- SELECTED EXTRACT:
_____
American Paradise Lost

Recently by Jack D. Douglas: Will Obama Keep Power By Any Means Necessary?

I’m 75 years old now and can identify completely with an old man watching in despair as his once great nation crumbles down around him. It’s happening faster and faster to us every day. The diaries of people in nations like Nazi Germany are the precedents for those of us writing for private audiences about the awful truths about America today.

I was born in Paradise and have lived through a very long, slow motion Paradise Lost and the birth of Dystopian America.

I was born in Miami, Florida, Jan. 14, 1937. That was the nadir of Depression 1, but in Miami we lived largely outdoors in the shade of mango and avocado and many other trees, with the balmy Gulf breezes blowing gently around us to soothe us. There was fruit growing in the fields and yards, especially sweet, pink-yellow guavas which I loved and sumptuous Hayden mangoes with their entrancing bouquet and Caribbean papayas and avocados. The air was pure and sweetly scented. We could catch and eat delicious ocean fish in Biscayne Bay, which was sparkling clear. We had no “freeways” or traffic jams.

We had Gulf air conditioning in our small homes made of wonderfully strong, slatted Key pine, with overhanging shutters and awnings to block the mid day sun while letting the Gulf breezes flow through the screens around us. We were at peace with the world with lovely music on the radio, such as my mother and father’s song – “As Time Goes By” – and no shrill war reports about U.S. forces invading the Middle East, Asia, or anywhere else. We did not hear daily reports of police shootouts with narco lords and gangs. We ate delicious vegetables and fruits out of the fields and yards without getting cancers from toxic pesticides. I was born in a very small hospital, Jackson Memorial, with Spanish tiles on the roof, and even when I was about four and had to spend a night there, it was tiny and friendly with screens on the windows and I left through one of those windows when my grandfather came to get me, without any doctor’s permission. My first school was a very small and lovely school where every day was a delight without metal detectors. And the teachers were gentle and loving, almost like our mothers at home, and did not go out on strike or march in gay parades or any others.

Of course, if you write that today in a children’s Little Golden Book on “I Was Born In Paradise,” everyone would laugh at you as if you were insane and telling them a crazy, utopian fairy tale.

But it was all true, just as I write about it now. I even had close touch with my ancient relatives, including Mama Knox who visited us in late 1942 from the Old South, She was 102 years old and was born in the Old South in 1840 when America was still young and hopeful. We still had ancient, strong roots that helped give meaning to our happy lives amid the conflicts and worries of everyday life common to all human societies.

My Paradise all began to crumble away with the sudden arrival of WWII. I don’t remember the beginning of the far away war, but it soon led my father to march off into the Army and disappear across the Pacific for the next several years. My mother, who had so lovingly taught me all the basics of life and reading and writing and numbers, apparently ran off to hitchhike in the West and I and my brother were put in a foster home that was like a prison for a year or two.

As the end of the war drew near, my mother returned, got us out of prison and we lived with her on South Beach just across the Bay from Miami. It was a cauldron of military training from which we could not escape day or night. It was exciting but scary. Almost every day the soldiers marched in long columns down the ocean boulevard past “The Circus Bar” right on the beach where my mother was a friendly bar maid. Many of them seemed to be her boy friends and sang a popular serenade to her as they marched by, substituting her name in “Wait ’til the sun shines, Marion, and the clouds go drifting by.” Finally, the glorious day of Victory came and the soldiers disappeared and my father came home. But he and my mother were not the same and soon divorced. My Paradise had become my Paradise Lost.

America would never be the same again. We lost our Paradise in a mad rush to victories in wars around the world and “security” in atomic and hydrogen bombs and in a paroxysm of modernity which swept away much of our ancient cultural wisdom and family and social foundations. We lost our American Paradise and gave birth to Dystopian America which would soon lead to MAD [Mutual Assured Destruction].
_____
- Document structure recognition data:
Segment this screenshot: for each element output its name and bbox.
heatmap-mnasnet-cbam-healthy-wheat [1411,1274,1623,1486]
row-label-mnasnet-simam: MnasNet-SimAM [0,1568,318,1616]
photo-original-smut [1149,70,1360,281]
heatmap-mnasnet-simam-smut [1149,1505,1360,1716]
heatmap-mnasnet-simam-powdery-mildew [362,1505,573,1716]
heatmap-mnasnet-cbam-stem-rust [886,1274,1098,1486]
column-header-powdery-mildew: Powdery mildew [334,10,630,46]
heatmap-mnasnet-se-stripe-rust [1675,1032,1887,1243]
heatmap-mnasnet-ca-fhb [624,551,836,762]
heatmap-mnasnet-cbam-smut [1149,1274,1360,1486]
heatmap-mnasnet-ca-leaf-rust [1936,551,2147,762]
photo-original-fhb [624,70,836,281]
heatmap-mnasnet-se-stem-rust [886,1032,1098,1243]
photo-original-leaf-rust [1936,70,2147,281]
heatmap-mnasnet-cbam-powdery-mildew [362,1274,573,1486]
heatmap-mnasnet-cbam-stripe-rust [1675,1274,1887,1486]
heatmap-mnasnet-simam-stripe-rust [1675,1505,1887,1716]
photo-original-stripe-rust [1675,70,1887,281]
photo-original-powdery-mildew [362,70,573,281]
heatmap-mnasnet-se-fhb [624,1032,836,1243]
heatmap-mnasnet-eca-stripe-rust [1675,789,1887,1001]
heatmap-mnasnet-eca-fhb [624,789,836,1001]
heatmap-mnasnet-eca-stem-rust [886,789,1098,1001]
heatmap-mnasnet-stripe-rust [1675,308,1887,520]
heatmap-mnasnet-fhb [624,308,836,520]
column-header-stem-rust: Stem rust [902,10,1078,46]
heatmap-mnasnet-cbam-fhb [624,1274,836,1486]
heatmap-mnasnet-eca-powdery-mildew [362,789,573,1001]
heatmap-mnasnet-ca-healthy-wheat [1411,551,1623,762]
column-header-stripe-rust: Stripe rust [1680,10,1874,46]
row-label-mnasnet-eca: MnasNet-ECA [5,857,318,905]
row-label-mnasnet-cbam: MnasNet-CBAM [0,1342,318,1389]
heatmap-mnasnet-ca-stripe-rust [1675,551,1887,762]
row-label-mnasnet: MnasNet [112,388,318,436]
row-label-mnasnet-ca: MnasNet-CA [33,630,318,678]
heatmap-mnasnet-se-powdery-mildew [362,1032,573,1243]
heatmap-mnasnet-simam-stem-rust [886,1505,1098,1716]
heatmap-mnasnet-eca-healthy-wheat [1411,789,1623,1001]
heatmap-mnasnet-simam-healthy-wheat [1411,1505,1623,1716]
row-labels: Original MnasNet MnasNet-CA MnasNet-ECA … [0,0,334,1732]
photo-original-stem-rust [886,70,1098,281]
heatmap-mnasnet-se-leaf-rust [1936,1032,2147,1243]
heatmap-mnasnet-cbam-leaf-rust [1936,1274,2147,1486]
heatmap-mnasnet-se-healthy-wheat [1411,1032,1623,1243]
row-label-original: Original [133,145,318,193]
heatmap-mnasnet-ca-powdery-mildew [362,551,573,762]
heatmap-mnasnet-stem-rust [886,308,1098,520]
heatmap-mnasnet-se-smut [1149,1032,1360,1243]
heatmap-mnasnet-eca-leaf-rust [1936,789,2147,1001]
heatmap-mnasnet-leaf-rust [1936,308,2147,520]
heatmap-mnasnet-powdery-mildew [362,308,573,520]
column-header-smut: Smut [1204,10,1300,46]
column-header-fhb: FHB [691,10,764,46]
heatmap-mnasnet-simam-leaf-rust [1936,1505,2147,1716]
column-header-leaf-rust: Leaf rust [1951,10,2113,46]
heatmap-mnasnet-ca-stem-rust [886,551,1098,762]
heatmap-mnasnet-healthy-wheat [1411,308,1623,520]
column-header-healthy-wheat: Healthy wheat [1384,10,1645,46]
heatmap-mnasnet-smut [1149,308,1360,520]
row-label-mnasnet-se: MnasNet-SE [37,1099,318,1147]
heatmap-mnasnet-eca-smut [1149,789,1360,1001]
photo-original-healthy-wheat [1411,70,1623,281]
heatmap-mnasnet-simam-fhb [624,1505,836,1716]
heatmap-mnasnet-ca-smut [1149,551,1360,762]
_____
Please condense the paragraph of the essay that begins "My Paradise all began to crumble away" into no more than three sentences, keeping its main facts.

- SOLUTION TO THIS TASK: My Paradise started to fall apart when WWII suddenly arrived. My father went into the Army and was gone across the Pacific for several years, while my mother, who had taught me the basics of life along with reading, writing and numbers, apparently left to hitchhike in the West. My brother and I were placed in a prison-like foster home for a year or two.